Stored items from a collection
++++++

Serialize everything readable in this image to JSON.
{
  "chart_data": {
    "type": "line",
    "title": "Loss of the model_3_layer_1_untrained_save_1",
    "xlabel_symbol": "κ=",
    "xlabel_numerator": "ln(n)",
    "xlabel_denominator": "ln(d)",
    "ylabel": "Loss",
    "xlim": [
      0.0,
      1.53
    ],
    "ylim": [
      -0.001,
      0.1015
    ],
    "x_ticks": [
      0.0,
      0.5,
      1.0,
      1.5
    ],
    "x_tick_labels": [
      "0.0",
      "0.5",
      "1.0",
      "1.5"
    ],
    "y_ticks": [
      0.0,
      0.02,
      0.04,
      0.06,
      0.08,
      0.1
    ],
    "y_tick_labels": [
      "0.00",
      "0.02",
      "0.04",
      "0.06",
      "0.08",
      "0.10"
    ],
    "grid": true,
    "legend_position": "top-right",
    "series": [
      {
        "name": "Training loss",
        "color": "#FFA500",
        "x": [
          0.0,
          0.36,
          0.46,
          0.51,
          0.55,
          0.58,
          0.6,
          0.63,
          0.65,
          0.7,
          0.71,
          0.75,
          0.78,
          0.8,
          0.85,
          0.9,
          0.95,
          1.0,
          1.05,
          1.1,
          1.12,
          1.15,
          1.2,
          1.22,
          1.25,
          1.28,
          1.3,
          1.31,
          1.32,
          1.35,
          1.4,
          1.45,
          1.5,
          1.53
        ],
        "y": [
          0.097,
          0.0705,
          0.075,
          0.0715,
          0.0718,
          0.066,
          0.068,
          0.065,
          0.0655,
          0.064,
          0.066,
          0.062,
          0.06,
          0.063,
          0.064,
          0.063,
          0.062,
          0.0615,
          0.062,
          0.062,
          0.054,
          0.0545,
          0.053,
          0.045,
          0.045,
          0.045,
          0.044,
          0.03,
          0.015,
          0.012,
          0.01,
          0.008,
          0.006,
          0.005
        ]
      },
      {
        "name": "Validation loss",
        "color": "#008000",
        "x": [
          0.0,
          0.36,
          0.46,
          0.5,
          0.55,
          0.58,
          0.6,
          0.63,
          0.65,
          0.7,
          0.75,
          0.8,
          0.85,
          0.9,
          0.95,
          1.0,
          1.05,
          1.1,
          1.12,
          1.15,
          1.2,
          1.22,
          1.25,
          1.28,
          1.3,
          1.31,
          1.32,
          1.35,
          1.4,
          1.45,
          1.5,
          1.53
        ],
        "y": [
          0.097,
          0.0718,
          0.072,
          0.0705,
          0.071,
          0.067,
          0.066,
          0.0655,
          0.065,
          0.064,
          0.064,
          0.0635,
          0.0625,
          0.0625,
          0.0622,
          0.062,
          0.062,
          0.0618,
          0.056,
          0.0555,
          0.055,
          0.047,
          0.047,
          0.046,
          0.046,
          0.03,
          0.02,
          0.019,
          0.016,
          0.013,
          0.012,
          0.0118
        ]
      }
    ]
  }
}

++++++

• Exercise description
Reproduce each entry above exactly, keeping every word.

• Output of the task
Serialize everything readable in this image to JSON.
{
  "chart_data": {
    "type": "line",
    "title": "Loss of the model_3_layer_1_untrained_save_1",
    "xlabel_symbol": "κ=",
    "xlabel_numerator": "ln(n)",
    "xlabel_denominator": "ln(d)",
    "ylabel": "Loss",
    "xlim": [
      0.0,
      1.53
    ],
    "ylim": [
      -0.001,
      0.1015
    ],
    "x_ticks": [
      0.0,
      0.5,
      1.0,
      1.5
    ],
    "x_tick_labels": [
      "0.0",
      "0.5",
      "1.0",
      "1.5"
    ],
    "y_ticks": [
      0.0,
      0.02,
      0.04,
      0.06,
      0.08,
      0.1
    ],
    "y_tick_labels": [
      "0.00",
      "0.02",
      "0.04",
      "0.06",
      "0.08",
      "0.10"
    ],
    "grid": true,
    "legend_position": "top-right",
    "series": [
      {
        "name": "Training loss",
        "color": "#FFA500",
        "x": [
          0.0,
          0.36,
          0.46,
          0.51,
          0.55,
          0.58,
          0.6,
          0.63,
          0.65,
          0.7,
          0.71,
          0.75,
          0.78,
          0.8,
          0.85,
          0.9,
          0.95,
          1.0,
          1.05,
          1.1,
          1.12,
          1.15,
          1.2,
          1.22,
          1.25,
          1.28,
          1.3,
          1.31,
          1.32,
          1.35,
          1.4,
          1.45,
          1.5,
          1.53
        ],
        "y": [
          0.097,
          0.0705,
          0.075,
          0.0715,
          0.0718,
          0.066,
          0.068,
          0.065,
          0.0655,
          0.064,
          0.066,
          0.062,
          0.06,
          0.063,
          0.064,
          0.063,
          0.062,
          0.0615,
          0.062,
          0.062,
          0.054,
          0.0545,
          0.053,
          0.045,
          0.045,
          0.045,
          0.044,
          0.03,
          0.015,
          0.012,
          0.01,
          0.008,
          0.006,
          0.005
        ]
      },
      {
        "name": "Validation loss",
        "color": "#008000",
        "x": [
          0.0,
          0.36,
          0.46,
          0.5,
          0.55,
          0.58,
          0.6,
          0.63,
          0.65,
          0.7,
          0.75,
          0.8,
          0.85,
          0.9,
          0.95,
          1.0,
          1.05,
          1.1,
          1.12,
          1.15,
          1.2,
          1.22,
          1.25,
          1.28,
          1.3,
          1.31,
          1.32,
          1.35,
          1.4,
          1.45,
          1.5,
          1.53
        ],
        "y": [
          0.097,
          0.0718,
          0.072,
          0.0705,
          0.071,
          0.067,
          0.066,
          0.0655,
          0.065,
          0.064,
          0.064,
          0.0635,
          0.0625,
          0.0625,
          0.0622,
          0.062,
          0.062,
          0.0618,
          0.056,
          0.0555,
          0.055,
          0.047,
          0.047,
          0.046,
          0.046,
          0.03,
          0.02,
          0.019,
          0.016,
          0.013,
          0.012,
          0.0118
        ]
      }
    ]
  }
}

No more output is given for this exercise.